Provided entries:

__________________________________________________

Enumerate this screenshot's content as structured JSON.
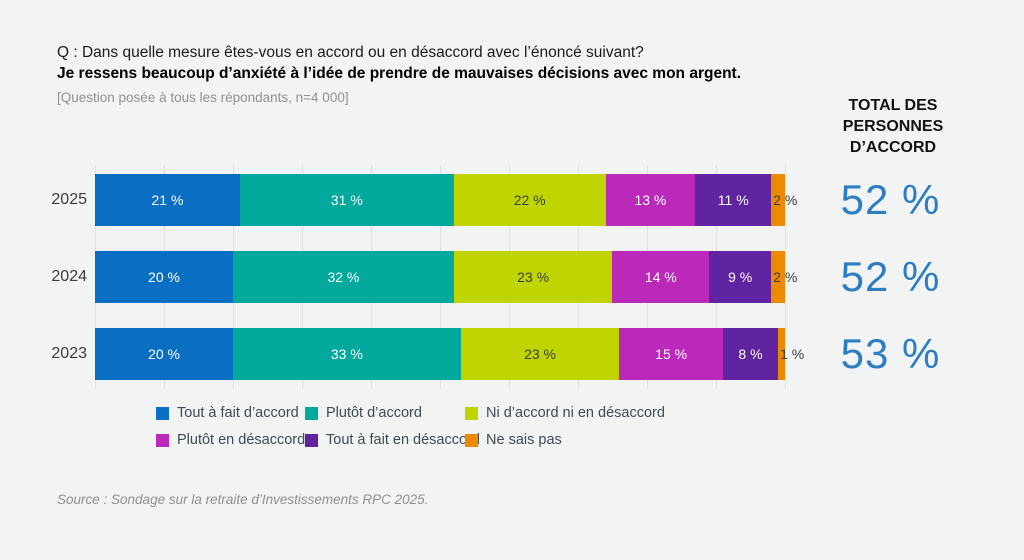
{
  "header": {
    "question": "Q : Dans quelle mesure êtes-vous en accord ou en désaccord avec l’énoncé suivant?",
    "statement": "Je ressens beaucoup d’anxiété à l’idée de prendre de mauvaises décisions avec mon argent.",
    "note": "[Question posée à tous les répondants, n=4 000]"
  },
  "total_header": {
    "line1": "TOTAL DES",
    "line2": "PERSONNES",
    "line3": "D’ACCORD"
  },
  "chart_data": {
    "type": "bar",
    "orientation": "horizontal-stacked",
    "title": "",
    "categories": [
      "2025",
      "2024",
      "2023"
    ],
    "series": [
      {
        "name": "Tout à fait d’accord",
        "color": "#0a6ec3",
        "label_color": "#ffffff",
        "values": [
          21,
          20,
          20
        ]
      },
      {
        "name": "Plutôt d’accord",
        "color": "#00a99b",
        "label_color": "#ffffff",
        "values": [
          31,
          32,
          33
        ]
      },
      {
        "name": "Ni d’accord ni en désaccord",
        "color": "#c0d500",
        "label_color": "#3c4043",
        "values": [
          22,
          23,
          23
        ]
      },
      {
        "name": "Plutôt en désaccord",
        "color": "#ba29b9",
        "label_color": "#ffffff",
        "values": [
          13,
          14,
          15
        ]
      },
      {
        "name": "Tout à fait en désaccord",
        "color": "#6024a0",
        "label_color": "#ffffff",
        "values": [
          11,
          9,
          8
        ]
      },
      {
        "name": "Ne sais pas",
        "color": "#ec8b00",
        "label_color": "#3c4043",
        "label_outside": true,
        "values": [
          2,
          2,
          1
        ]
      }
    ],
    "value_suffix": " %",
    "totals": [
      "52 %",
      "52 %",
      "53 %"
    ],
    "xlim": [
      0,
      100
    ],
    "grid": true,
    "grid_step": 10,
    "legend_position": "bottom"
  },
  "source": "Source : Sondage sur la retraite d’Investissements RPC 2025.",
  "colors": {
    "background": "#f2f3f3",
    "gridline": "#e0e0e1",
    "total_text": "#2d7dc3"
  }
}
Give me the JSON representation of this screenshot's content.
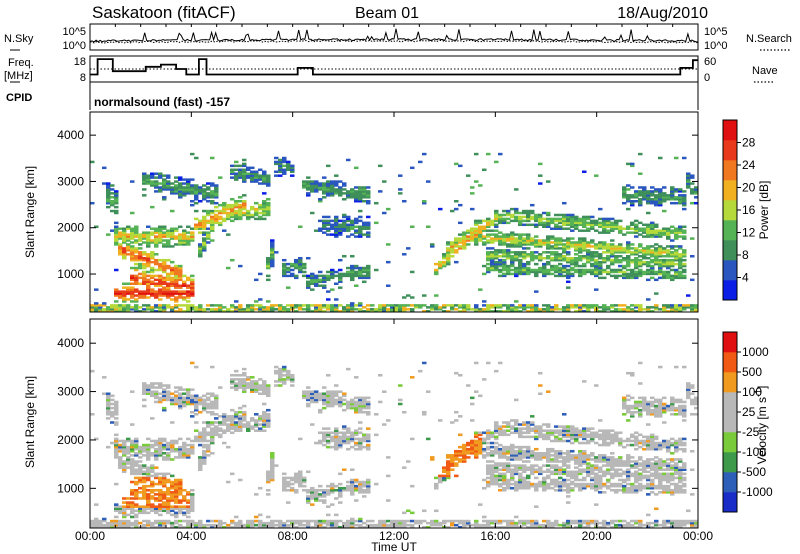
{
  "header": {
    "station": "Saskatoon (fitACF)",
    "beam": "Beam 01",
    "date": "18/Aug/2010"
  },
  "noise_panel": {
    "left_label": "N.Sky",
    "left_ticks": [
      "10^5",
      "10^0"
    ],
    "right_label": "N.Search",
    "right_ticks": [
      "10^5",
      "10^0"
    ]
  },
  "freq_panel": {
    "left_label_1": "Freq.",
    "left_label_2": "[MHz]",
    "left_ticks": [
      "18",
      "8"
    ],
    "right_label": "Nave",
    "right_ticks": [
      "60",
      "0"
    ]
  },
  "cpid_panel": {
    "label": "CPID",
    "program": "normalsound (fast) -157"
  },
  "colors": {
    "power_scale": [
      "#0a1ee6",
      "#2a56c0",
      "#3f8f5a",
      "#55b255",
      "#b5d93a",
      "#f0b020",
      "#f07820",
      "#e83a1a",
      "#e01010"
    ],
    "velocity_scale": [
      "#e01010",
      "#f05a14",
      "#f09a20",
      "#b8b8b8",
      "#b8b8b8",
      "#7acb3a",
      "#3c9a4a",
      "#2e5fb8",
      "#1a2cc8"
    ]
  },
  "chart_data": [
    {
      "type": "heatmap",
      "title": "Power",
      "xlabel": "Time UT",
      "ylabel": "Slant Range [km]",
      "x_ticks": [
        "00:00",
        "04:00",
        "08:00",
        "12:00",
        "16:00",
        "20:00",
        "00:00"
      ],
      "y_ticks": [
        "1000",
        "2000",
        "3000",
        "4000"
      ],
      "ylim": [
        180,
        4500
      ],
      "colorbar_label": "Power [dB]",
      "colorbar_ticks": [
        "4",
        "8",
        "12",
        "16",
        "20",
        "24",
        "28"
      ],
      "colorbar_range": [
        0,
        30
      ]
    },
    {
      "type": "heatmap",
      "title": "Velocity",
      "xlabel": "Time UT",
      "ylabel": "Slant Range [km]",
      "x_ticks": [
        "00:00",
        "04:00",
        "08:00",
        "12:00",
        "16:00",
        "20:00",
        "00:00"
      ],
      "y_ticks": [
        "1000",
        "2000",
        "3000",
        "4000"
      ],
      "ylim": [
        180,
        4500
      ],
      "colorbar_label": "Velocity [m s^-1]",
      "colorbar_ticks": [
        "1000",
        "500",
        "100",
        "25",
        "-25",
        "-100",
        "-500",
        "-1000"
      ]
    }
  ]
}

__________________________________________________

Direction: Lines holding the word "avec" in the entries above are the ones to pull out. Copy them all.

Exercise response:
    "question": "Q : Dans quelle mesure êtes-vous en accord ou en désaccord avec l’énoncé suivant?",
    "statement": "Je ressens beaucoup d’anxiété à l’idée de prendre de mauvaises décisions avec mon argent.",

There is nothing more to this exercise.